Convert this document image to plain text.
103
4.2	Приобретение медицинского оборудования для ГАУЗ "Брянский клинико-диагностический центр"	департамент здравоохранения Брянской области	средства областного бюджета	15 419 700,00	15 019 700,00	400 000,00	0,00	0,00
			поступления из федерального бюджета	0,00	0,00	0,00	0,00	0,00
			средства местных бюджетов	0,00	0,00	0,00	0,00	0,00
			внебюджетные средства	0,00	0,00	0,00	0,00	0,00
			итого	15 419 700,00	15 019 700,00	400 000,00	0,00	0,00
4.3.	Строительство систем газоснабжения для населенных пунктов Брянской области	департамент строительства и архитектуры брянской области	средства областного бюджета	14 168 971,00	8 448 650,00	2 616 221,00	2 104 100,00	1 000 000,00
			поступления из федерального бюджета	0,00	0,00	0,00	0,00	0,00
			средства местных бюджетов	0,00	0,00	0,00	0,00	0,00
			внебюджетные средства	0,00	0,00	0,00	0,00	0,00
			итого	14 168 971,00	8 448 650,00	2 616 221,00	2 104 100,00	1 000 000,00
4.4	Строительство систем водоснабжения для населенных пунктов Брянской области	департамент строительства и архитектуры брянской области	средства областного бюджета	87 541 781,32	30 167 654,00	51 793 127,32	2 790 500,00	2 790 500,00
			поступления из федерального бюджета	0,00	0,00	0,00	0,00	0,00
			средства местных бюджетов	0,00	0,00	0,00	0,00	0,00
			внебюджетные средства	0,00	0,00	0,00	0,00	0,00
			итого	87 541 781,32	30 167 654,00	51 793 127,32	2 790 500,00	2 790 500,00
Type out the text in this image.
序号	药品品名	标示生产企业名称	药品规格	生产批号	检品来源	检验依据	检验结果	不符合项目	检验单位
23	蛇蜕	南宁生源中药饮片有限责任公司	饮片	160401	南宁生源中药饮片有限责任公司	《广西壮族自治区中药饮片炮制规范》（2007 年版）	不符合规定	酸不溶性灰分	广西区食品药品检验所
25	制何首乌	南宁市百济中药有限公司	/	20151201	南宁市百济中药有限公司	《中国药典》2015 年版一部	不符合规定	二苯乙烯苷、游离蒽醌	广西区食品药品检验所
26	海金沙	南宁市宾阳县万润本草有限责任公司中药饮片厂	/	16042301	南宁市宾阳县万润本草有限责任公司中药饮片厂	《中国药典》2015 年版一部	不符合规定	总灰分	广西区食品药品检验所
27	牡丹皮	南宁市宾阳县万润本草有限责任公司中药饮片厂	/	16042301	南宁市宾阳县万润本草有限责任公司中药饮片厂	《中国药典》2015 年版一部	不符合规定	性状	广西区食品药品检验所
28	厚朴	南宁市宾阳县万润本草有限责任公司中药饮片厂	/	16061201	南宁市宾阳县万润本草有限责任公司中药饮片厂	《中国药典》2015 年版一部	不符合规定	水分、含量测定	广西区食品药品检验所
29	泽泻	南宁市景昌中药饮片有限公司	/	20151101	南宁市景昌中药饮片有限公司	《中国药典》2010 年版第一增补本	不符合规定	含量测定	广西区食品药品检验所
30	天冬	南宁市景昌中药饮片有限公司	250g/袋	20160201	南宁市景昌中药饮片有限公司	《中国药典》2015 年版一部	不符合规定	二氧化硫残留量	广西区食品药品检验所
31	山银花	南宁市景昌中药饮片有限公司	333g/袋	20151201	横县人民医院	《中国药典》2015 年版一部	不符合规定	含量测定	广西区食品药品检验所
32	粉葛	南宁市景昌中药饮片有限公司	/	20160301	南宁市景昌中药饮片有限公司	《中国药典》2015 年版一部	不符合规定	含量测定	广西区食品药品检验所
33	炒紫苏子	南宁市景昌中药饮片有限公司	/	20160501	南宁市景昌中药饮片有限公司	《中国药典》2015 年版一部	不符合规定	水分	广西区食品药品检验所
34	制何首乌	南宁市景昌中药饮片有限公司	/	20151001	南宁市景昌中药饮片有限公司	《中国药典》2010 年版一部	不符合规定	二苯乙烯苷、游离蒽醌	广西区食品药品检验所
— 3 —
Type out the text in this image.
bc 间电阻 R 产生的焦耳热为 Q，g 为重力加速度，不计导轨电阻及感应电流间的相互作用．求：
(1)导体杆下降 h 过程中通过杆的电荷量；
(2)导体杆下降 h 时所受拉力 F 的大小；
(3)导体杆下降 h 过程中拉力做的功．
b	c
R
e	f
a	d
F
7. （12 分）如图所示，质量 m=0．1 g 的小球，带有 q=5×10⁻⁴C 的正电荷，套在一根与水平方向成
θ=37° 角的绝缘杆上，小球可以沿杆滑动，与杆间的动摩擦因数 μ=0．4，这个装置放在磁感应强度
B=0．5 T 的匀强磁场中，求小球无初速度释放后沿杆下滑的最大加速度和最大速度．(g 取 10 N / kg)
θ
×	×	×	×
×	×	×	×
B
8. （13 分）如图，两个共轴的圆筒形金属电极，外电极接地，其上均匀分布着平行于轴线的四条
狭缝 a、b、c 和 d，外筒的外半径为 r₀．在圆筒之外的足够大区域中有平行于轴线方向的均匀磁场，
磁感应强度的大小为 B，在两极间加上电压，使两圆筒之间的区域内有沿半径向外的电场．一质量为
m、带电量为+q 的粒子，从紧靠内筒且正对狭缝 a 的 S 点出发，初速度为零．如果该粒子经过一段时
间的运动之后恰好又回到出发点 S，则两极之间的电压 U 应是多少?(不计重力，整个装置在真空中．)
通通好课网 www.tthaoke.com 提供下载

========================================================================

■ EXERCISE AIM
Quote the material exactly, leaving nothing out.

■ EXERCISE RESULT
Convert this document image to plain text.
103
4.2	Приобретение медицинского оборудования для ГАУЗ "Брянский клинико-диагностический центр"	департамент здравоохранения Брянской области	средства областного бюджета	15 419 700,00	15 019 700,00	400 000,00	0,00	0,00
			поступления из федерального бюджета	0,00	0,00	0,00	0,00	0,00
			средства местных бюджетов	0,00	0,00	0,00	0,00	0,00
			внебюджетные средства	0,00	0,00	0,00	0,00	0,00
			итого	15 419 700,00	15 019 700,00	400 000,00	0,00	0,00
4.3.	Строительство систем газоснабжения для населенных пунктов Брянской области	департамент строительства и архитектуры брянской области	средства областного бюджета	14 168 971,00	8 448 650,00	2 616 221,00	2 104 100,00	1 000 000,00
			поступления из федерального бюджета	0,00	0,00	0,00	0,00	0,00
			средства местных бюджетов	0,00	0,00	0,00	0,00	0,00
			внебюджетные средства	0,00	0,00	0,00	0,00	0,00
			итого	14 168 971,00	8 448 650,00	2 616 221,00	2 104 100,00	1 000 000,00
4.4	Строительство систем водоснабжения для населенных пунктов Брянской области	департамент строительства и архитектуры брянской области	средства областного бюджета	87 541 781,32	30 167 654,00	51 793 127,32	2 790 500,00	2 790 500,00
			поступления из федерального бюджета	0,00	0,00	0,00	0,00	0,00
			средства местных бюджетов	0,00	0,00	0,00	0,00	0,00
			внебюджетные средства	0,00	0,00	0,00	0,00	0,00
			итого	87 541 781,32	30 167 654,00	51 793 127,32	2 790 500,00	2 790 500,00
Type out the text in this image.
序号	药品品名	标示生产企业名称	药品规格	生产批号	检品来源	检验依据	检验结果	不符合项目	检验单位
23	蛇蜕	南宁生源中药饮片有限责任公司	饮片	160401	南宁生源中药饮片有限责任公司	《广西壮族自治区中药饮片炮制规范》（2007 年版）	不符合规定	酸不溶性灰分	广西区食品药品检验所
25	制何首乌	南宁市百济中药有限公司	/	20151201	南宁市百济中药有限公司	《中国药典》2015 年版一部	不符合规定	二苯乙烯苷、游离蒽醌	广西区食品药品检验所
26	海金沙	南宁市宾阳县万润本草有限责任公司中药饮片厂	/	16042301	南宁市宾阳县万润本草有限责任公司中药饮片厂	《中国药典》2015 年版一部	不符合规定	总灰分	广西区食品药品检验所
27	牡丹皮	南宁市宾阳县万润本草有限责任公司中药饮片厂	/	16042301	南宁市宾阳县万润本草有限责任公司中药饮片厂	《中国药典》2015 年版一部	不符合规定	性状	广西区食品药品检验所
28	厚朴	南宁市宾阳县万润本草有限责任公司中药饮片厂	/	16061201	南宁市宾阳县万润本草有限责任公司中药饮片厂	《中国药典》2015 年版一部	不符合规定	水分、含量测定	广西区食品药品检验所
29	泽泻	南宁市景昌中药饮片有限公司	/	20151101	南宁市景昌中药饮片有限公司	《中国药典》2010 年版第一增补本	不符合规定	含量测定	广西区食品药品检验所
30	天冬	南宁市景昌中药饮片有限公司	250g/袋	20160201	南宁市景昌中药饮片有限公司	《中国药典》2015 年版一部	不符合规定	二氧化硫残留量	广西区食品药品检验所
31	山银花	南宁市景昌中药饮片有限公司	333g/袋	20151201	横县人民医院	《中国药典》2015 年版一部	不符合规定	含量测定	广西区食品药品检验所
32	粉葛	南宁市景昌中药饮片有限公司	/	20160301	南宁市景昌中药饮片有限公司	《中国药典》2015 年版一部	不符合规定	含量测定	广西区食品药品检验所
33	炒紫苏子	南宁市景昌中药饮片有限公司	/	20160501	南宁市景昌中药饮片有限公司	《中国药典》2015 年版一部	不符合规定	水分	广西区食品药品检验所
34	制何首乌	南宁市景昌中药饮片有限公司	/	20151001	南宁市景昌中药饮片有限公司	《中国药典》2010 年版一部	不符合规定	二苯乙烯苷、游离蒽醌	广西区食品药品检验所
— 3 —
Type out the text in this image.
bc 间电阻 R 产生的焦耳热为 Q，g 为重力加速度，不计导轨电阻及感应电流间的相互作用．求：
(1)导体杆下降 h 过程中通过杆的电荷量；
(2)导体杆下降 h 时所受拉力 F 的大小；
(3)导体杆下降 h 过程中拉力做的功．
b	c
R
e	f
a	d
F
7. （12 分）如图所示，质量 m=0．1 g 的小球，带有 q=5×10⁻⁴C 的正电荷，套在一根与水平方向成
θ=37° 角的绝缘杆上，小球可以沿杆滑动，与杆间的动摩擦因数 μ=0．4，这个装置放在磁感应强度
B=0．5 T 的匀强磁场中，求小球无初速度释放后沿杆下滑的最大加速度和最大速度．(g 取 10 N / kg)
θ
×	×	×	×
×	×	×	×
B
8. （13 分）如图，两个共轴的圆筒形金属电极，外电极接地，其上均匀分布着平行于轴线的四条
狭缝 a、b、c 和 d，外筒的外半径为 r₀．在圆筒之外的足够大区域中有平行于轴线方向的均匀磁场，
磁感应强度的大小为 B，在两极间加上电压，使两圆筒之间的区域内有沿半径向外的电场．一质量为
m、带电量为+q 的粒子，从紧靠内筒且正对狭缝 a 的 S 点出发，初速度为零．如果该粒子经过一段时
间的运动之后恰好又回到出发点 S，则两极之间的电压 U 应是多少?(不计重力，整个装置在真空中．)
通通好课网 www.tthaoke.com 提供下载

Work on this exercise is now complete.